§ EXERCISE BRIEF: Quote every line below exactly as it reads.

§ MATERIAL TO PROCESS:

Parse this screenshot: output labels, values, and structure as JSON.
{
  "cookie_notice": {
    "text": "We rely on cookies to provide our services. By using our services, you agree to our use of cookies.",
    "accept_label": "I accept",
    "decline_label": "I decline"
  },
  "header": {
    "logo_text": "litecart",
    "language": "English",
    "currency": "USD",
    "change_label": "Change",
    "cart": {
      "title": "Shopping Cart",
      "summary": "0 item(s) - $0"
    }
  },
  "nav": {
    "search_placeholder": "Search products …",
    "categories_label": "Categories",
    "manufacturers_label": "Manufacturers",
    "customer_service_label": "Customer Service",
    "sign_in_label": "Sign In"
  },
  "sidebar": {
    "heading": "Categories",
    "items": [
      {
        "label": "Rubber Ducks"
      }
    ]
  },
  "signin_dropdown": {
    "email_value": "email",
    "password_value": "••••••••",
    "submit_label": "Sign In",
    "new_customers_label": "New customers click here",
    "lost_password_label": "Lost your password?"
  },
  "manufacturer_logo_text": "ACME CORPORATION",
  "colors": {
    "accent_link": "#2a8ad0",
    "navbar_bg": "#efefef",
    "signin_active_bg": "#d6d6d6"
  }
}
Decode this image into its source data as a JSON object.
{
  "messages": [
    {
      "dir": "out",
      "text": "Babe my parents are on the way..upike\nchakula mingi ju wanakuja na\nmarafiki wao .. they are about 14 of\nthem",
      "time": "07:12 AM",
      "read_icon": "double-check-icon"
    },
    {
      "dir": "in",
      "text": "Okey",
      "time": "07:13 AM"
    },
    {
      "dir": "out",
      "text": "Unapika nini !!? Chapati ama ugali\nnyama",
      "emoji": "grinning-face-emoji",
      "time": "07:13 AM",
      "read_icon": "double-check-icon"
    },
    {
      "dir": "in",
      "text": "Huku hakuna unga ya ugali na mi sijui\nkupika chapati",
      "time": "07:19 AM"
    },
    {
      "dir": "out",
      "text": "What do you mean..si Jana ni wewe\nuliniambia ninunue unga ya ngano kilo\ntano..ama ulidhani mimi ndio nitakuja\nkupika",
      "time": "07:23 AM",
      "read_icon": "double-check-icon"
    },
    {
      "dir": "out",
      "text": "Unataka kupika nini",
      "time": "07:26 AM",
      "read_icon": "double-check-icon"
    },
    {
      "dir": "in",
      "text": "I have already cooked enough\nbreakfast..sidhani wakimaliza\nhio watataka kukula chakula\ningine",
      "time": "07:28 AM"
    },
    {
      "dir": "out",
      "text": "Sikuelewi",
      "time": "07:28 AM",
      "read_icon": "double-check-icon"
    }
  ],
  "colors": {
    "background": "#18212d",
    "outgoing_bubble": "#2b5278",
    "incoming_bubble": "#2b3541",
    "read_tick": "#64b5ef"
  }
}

§ FULL SOLUTION:
Parse this screenshot: output labels, values, and structure as JSON.
{
  "cookie_notice": {
    "text": "We rely on cookies to provide our services. By using our services, you agree to our use of cookies.",
    "accept_label": "I accept",
    "decline_label": "I decline"
  },
  "header": {
    "logo_text": "litecart",
    "language": "English",
    "currency": "USD",
    "change_label": "Change",
    "cart": {
      "title": "Shopping Cart",
      "summary": "0 item(s) - $0"
    }
  },
  "nav": {
    "search_placeholder": "Search products …",
    "categories_label": "Categories",
    "manufacturers_label": "Manufacturers",
    "customer_service_label": "Customer Service",
    "sign_in_label": "Sign In"
  },
  "sidebar": {
    "heading": "Categories",
    "items": [
      {
        "label": "Rubber Ducks"
      }
    ]
  },
  "signin_dropdown": {
    "email_value": "email",
    "password_value": "••••••••",
    "submit_label": "Sign In",
    "new_customers_label": "New customers click here",
    "lost_password_label": "Lost your password?"
  },
  "manufacturer_logo_text": "ACME CORPORATION",
  "colors": {
    "accent_link": "#2a8ad0",
    "navbar_bg": "#efefef",
    "signin_active_bg": "#d6d6d6"
  }
}
Decode this image into its source data as a JSON object.
{
  "messages": [
    {
      "dir": "out",
      "text": "Babe my parents are on the way..upike\nchakula mingi ju wanakuja na\nmarafiki wao .. they are about 14 of\nthem",
      "time": "07:12 AM",
      "read_icon": "double-check-icon"
    },
    {
      "dir": "in",
      "text": "Okey",
      "time": "07:13 AM"
    },
    {
      "dir": "out",
      "text": "Unapika nini !!? Chapati ama ugali\nnyama",
      "emoji": "grinning-face-emoji",
      "time": "07:13 AM",
      "read_icon": "double-check-icon"
    },
    {
      "dir": "in",
      "text": "Huku hakuna unga ya ugali na mi sijui\nkupika chapati",
      "time": "07:19 AM"
    },
    {
      "dir": "out",
      "text": "What do you mean..si Jana ni wewe\nuliniambia ninunue unga ya ngano kilo\ntano..ama ulidhani mimi ndio nitakuja\nkupika",
      "time": "07:23 AM",
      "read_icon": "double-check-icon"
    },
    {
      "dir": "out",
      "text": "Unataka kupika nini",
      "time": "07:26 AM",
      "read_icon": "double-check-icon"
    },
    {
      "dir": "in",
      "text": "I have already cooked enough\nbreakfast..sidhani wakimaliza\nhio watataka kukula chakula\ningine",
      "time": "07:28 AM"
    },
    {
      "dir": "out",
      "text": "Sikuelewi",
      "time": "07:28 AM",
      "read_icon": "double-check-icon"
    }
  ],
  "colors": {
    "background": "#18212d",
    "outgoing_bubble": "#2b5278",
    "incoming_bubble": "#2b3541",
    "read_tick": "#64b5ef"
  }
}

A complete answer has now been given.